Data excerpts:

********************

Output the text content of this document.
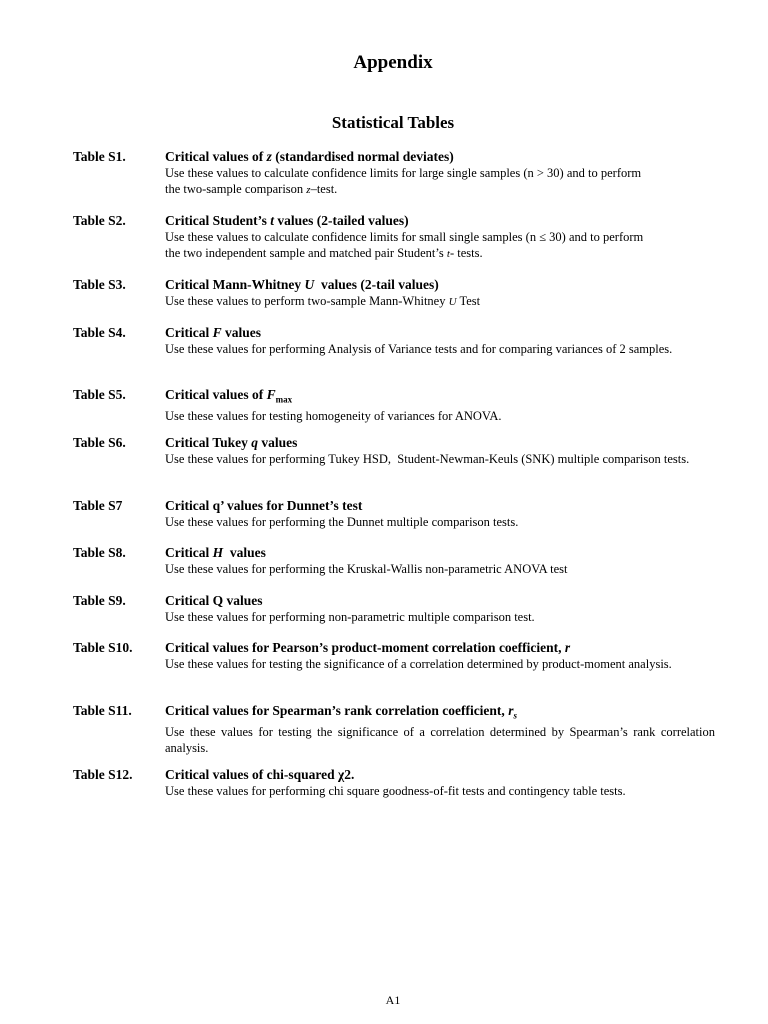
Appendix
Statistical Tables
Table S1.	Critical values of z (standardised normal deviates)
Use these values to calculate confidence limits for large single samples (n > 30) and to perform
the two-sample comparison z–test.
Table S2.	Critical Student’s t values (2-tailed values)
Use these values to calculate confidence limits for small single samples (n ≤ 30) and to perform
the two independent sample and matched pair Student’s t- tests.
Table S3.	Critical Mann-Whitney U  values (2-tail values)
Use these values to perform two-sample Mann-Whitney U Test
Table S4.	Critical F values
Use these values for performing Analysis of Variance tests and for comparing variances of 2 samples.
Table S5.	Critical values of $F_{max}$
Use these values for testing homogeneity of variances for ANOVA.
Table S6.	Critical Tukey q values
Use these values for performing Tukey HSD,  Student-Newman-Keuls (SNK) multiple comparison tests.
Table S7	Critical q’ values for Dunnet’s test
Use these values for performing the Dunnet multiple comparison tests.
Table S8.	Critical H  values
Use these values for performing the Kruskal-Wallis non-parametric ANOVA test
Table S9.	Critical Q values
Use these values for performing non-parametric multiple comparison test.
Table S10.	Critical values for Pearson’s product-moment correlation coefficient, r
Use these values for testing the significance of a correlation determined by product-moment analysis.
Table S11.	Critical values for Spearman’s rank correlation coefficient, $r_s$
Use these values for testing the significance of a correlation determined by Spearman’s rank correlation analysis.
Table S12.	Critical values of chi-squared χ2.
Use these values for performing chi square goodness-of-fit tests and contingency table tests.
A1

********************

EXERCISE INSTRUCTIONS:
Reproduce the data verbatim. Do not carry any picture into the copy.

FINISHED TASK:
Output the text content of this document.
Appendix
Statistical Tables
Table S1.	Critical values of z (standardised normal deviates)
Use these values to calculate confidence limits for large single samples (n > 30) and to perform
the two-sample comparison z–test.
Table S2.	Critical Student’s t values (2-tailed values)
Use these values to calculate confidence limits for small single samples (n ≤ 30) and to perform
the two independent sample and matched pair Student’s t- tests.
Table S3.	Critical Mann-Whitney U  values (2-tail values)
Use these values to perform two-sample Mann-Whitney U Test
Table S4.	Critical F values
Use these values for performing Analysis of Variance tests and for comparing variances of 2 samples.
Table S5.	Critical values of $F_{max}$
Use these values for testing homogeneity of variances for ANOVA.
Table S6.	Critical Tukey q values
Use these values for performing Tukey HSD,  Student-Newman-Keuls (SNK) multiple comparison tests.
Table S7	Critical q’ values for Dunnet’s test
Use these values for performing the Dunnet multiple comparison tests.
Table S8.	Critical H  values
Use these values for performing the Kruskal-Wallis non-parametric ANOVA test
Table S9.	Critical Q values
Use these values for performing non-parametric multiple comparison test.
Table S10.	Critical values for Pearson’s product-moment correlation coefficient, r
Use these values for testing the significance of a correlation determined by product-moment analysis.
Table S11.	Critical values for Spearman’s rank correlation coefficient, $r_s$
Use these values for testing the significance of a correlation determined by Spearman’s rank correlation analysis.
Table S12.	Critical values of chi-squared χ2.
Use these values for performing chi square goodness-of-fit tests and contingency table tests.
A1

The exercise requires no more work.